### The request
Show each line of the data below that has the string "JSON" in it.
# START OF Records supplied
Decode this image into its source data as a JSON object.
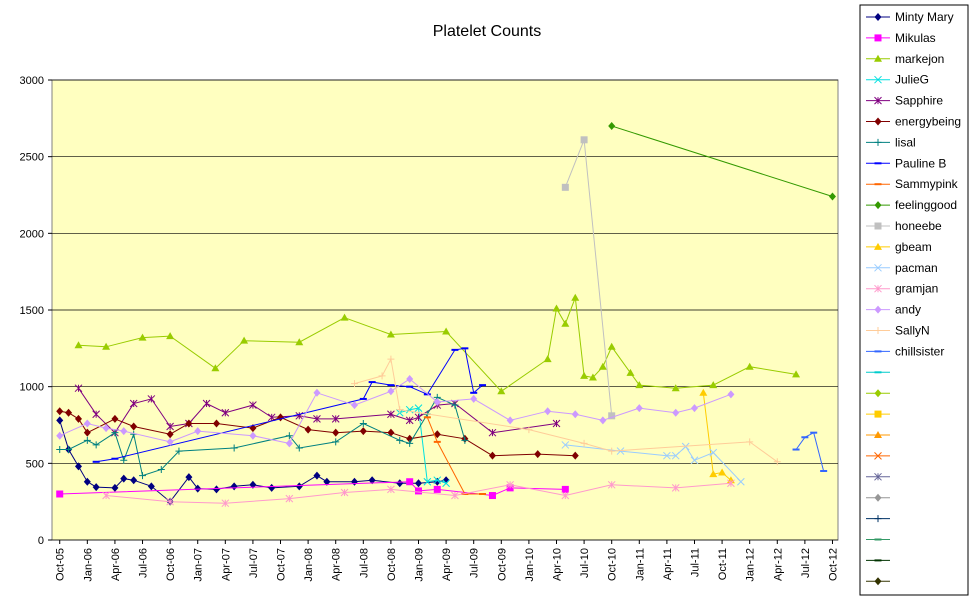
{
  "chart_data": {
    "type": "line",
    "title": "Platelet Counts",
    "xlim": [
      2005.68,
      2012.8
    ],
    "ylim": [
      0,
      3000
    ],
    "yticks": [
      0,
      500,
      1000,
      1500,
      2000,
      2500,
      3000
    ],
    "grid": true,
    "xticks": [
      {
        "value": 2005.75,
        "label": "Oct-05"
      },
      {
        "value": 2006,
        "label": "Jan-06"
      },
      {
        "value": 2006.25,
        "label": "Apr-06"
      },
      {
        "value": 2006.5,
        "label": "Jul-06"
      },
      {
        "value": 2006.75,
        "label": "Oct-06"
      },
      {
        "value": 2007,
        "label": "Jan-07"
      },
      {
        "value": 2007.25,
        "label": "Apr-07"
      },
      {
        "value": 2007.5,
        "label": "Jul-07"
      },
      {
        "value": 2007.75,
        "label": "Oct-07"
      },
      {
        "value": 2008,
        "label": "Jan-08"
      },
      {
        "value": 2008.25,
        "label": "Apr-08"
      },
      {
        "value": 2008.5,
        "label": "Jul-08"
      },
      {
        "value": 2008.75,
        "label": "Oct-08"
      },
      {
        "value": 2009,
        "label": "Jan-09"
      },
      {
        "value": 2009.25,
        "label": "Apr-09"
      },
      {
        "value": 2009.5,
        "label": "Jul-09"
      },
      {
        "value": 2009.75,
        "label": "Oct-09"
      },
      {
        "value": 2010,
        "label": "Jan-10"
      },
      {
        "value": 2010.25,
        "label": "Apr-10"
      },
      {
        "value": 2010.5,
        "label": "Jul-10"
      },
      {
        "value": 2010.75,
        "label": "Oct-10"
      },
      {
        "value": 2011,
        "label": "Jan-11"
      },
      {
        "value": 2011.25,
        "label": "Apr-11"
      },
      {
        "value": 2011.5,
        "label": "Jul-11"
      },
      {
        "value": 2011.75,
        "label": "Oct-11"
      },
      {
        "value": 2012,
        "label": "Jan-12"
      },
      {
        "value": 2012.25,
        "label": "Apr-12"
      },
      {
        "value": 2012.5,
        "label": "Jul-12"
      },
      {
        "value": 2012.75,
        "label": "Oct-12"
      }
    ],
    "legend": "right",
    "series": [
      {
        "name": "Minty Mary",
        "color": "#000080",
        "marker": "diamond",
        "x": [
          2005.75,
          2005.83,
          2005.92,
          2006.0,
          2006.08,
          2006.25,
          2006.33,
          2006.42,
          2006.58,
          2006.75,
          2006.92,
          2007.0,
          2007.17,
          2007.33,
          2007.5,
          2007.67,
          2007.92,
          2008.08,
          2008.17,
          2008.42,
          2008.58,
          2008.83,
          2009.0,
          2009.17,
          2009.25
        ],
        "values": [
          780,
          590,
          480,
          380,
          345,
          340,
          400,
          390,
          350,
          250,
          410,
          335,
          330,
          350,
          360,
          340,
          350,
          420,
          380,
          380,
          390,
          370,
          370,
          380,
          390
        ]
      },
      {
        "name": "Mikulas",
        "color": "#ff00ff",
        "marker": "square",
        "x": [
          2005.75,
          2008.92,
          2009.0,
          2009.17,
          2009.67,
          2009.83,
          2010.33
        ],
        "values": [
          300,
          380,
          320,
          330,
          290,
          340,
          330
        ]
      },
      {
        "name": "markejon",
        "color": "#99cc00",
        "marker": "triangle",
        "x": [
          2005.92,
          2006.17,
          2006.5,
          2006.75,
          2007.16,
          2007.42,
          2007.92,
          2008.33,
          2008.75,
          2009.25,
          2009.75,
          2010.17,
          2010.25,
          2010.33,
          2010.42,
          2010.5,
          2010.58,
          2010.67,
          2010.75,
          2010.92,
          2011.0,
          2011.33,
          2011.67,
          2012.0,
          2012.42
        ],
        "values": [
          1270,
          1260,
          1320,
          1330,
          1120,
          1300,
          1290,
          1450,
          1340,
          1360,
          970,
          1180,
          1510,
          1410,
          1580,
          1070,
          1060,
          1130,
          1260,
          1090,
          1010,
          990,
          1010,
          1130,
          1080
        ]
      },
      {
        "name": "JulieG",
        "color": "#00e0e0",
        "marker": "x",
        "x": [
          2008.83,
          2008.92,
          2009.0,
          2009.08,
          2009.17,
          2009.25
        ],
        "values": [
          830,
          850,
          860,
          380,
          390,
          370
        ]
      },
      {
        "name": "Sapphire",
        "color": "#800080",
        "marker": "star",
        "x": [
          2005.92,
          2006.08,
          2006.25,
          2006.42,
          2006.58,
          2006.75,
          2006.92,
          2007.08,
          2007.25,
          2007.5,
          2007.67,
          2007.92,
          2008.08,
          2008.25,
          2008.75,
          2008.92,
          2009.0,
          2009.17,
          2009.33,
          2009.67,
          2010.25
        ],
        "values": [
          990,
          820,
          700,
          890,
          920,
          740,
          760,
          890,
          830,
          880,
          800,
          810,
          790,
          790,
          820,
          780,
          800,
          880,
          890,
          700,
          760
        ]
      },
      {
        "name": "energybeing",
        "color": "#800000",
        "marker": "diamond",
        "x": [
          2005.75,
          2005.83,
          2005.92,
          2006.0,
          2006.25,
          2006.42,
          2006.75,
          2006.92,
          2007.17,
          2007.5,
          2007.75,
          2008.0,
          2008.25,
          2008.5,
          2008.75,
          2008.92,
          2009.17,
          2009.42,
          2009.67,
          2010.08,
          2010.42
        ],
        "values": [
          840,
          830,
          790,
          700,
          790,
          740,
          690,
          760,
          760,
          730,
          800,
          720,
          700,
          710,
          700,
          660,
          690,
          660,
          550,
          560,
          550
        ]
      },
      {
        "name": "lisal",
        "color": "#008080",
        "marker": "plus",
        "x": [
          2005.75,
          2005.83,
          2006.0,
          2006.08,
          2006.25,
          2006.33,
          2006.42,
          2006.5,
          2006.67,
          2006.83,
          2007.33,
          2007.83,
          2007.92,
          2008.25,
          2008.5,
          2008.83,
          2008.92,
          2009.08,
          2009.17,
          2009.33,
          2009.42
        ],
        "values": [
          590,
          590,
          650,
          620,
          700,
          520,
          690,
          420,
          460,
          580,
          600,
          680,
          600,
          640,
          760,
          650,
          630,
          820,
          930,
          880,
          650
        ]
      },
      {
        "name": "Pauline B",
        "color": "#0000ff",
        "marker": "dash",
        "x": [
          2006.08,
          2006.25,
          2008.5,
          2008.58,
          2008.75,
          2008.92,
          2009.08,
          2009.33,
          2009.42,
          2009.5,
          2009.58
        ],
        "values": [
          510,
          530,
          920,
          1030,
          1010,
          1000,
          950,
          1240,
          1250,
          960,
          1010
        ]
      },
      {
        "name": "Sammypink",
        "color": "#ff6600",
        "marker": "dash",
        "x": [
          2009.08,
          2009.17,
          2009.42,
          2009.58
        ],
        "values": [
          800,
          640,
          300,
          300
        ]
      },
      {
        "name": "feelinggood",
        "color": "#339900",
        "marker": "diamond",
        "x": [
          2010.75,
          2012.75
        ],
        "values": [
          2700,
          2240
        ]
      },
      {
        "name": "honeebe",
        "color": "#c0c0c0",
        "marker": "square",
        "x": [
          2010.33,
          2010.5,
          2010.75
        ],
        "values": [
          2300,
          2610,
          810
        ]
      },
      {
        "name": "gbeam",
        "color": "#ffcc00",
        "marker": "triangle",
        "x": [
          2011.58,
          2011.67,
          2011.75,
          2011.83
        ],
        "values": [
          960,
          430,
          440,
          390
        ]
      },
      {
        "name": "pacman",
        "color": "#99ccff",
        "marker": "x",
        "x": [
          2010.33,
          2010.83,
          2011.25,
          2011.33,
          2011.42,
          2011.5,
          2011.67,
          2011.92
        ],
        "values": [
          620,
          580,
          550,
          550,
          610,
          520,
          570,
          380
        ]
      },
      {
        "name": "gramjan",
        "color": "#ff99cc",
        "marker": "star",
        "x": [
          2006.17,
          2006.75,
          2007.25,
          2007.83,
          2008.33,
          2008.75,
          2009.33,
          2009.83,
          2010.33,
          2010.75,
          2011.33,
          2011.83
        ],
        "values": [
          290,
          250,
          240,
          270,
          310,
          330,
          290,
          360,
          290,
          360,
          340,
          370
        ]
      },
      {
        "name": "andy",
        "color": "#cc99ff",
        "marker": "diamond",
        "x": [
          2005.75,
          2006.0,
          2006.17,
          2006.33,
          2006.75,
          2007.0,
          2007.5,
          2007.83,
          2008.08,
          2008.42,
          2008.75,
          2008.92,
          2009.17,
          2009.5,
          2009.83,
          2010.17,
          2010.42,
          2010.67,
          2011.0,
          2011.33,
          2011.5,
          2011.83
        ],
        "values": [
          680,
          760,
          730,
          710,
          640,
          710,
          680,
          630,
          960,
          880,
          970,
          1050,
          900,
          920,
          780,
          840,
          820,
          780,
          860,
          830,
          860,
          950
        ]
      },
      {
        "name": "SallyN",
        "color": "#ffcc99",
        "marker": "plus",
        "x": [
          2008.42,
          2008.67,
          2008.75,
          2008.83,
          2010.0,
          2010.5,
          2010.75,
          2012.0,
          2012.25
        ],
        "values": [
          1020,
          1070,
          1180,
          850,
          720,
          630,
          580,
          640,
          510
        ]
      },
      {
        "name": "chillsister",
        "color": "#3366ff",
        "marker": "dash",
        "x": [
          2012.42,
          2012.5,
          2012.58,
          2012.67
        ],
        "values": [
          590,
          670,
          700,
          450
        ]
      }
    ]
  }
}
# END OF Records supplied
# START OF Records supplied
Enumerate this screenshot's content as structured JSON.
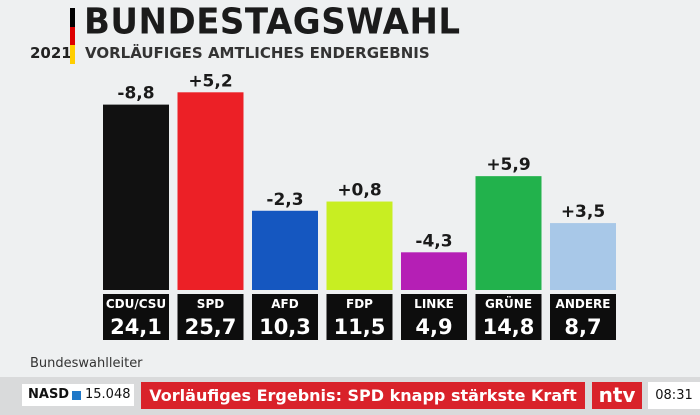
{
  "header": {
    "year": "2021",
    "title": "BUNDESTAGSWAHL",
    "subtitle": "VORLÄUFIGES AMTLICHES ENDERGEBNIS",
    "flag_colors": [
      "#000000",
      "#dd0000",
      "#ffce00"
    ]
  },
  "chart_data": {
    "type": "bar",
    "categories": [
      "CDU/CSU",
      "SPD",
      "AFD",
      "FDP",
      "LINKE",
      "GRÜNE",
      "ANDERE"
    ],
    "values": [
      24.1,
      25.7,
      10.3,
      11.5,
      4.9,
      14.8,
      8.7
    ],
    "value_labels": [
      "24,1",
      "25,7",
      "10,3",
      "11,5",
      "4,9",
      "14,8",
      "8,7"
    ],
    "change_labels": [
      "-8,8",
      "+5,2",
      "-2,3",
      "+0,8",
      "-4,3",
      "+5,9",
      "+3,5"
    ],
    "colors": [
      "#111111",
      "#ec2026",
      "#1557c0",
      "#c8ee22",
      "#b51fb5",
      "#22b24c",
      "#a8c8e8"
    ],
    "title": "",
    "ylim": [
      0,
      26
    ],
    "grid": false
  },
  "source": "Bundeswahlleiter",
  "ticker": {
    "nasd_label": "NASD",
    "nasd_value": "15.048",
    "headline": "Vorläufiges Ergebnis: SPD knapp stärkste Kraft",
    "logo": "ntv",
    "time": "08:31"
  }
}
# END OF Records supplied
# START OF Records supplied
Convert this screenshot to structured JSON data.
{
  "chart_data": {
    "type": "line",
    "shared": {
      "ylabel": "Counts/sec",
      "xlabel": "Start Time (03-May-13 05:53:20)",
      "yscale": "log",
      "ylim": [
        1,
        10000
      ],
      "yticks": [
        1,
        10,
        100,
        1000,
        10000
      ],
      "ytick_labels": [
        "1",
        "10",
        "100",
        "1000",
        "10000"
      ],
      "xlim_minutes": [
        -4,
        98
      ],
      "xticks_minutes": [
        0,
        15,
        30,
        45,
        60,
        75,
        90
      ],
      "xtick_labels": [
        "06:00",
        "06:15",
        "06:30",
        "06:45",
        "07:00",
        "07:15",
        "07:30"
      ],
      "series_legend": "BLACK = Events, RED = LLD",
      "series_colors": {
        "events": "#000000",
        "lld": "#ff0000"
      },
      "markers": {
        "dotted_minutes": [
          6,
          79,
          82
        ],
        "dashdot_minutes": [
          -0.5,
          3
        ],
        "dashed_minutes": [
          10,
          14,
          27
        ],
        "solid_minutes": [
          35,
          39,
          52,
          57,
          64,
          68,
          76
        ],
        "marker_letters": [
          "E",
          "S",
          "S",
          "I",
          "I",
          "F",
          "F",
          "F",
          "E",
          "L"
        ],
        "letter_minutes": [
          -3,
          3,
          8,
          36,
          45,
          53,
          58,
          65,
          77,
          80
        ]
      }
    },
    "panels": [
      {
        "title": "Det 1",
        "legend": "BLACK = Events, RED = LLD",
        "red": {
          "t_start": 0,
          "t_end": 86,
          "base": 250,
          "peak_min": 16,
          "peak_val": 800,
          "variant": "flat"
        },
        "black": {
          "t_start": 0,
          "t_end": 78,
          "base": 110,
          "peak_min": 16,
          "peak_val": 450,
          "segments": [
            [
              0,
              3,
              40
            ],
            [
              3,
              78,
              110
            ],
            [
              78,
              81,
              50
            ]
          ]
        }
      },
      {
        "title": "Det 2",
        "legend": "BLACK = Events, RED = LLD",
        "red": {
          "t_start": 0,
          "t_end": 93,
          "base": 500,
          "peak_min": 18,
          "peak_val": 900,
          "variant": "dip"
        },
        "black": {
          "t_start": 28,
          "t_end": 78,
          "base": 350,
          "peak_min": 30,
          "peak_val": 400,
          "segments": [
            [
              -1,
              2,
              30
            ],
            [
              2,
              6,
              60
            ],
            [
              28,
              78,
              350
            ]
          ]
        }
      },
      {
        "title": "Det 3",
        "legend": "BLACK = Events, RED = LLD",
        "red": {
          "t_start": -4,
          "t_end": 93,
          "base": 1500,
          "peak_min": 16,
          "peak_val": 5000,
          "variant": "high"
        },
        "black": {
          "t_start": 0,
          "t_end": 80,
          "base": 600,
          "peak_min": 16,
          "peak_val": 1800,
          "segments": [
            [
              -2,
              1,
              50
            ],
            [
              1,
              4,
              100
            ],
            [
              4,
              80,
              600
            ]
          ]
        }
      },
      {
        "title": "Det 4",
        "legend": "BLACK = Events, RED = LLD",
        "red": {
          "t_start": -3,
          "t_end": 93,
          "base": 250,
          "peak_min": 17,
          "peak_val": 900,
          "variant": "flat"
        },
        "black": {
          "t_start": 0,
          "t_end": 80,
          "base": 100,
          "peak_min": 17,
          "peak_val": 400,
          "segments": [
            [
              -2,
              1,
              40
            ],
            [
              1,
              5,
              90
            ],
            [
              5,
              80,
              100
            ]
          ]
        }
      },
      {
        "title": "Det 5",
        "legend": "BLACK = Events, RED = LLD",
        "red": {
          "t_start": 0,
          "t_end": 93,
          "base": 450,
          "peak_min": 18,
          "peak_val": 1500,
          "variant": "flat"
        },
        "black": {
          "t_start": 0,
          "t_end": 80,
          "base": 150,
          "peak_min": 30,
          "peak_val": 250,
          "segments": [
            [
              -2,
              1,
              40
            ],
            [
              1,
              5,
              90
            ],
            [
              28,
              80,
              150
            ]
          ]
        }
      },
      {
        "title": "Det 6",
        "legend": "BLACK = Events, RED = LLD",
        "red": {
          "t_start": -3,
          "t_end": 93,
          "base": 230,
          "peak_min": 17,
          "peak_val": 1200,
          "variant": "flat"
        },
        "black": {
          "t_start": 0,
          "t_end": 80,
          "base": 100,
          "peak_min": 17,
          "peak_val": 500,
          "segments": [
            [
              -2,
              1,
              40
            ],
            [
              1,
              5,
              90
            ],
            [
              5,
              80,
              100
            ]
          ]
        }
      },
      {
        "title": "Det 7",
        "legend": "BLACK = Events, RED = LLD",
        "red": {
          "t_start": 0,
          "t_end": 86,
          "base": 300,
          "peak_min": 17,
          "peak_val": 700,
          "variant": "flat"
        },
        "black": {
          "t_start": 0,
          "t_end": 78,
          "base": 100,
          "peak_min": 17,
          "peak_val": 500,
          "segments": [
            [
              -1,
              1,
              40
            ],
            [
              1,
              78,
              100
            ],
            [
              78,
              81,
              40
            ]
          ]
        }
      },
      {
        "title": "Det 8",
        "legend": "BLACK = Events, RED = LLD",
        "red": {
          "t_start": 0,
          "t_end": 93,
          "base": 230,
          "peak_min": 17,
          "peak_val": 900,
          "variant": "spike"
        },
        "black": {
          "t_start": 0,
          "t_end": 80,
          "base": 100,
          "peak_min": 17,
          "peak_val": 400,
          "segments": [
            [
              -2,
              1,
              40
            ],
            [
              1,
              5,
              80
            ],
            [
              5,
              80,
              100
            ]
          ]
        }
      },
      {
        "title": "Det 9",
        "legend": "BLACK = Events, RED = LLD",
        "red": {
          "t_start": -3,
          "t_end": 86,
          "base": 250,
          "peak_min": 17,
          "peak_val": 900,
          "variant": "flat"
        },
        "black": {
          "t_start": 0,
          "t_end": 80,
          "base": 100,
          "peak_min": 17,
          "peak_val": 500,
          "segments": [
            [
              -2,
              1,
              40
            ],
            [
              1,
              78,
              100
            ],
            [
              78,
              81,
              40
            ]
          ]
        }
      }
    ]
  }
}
# END OF Records supplied
### Full answer
Decode this image into its source data as a JSON object.
Enumerate this screenshot's content as structured JSON.
Convert this screenshot to structured JSON data.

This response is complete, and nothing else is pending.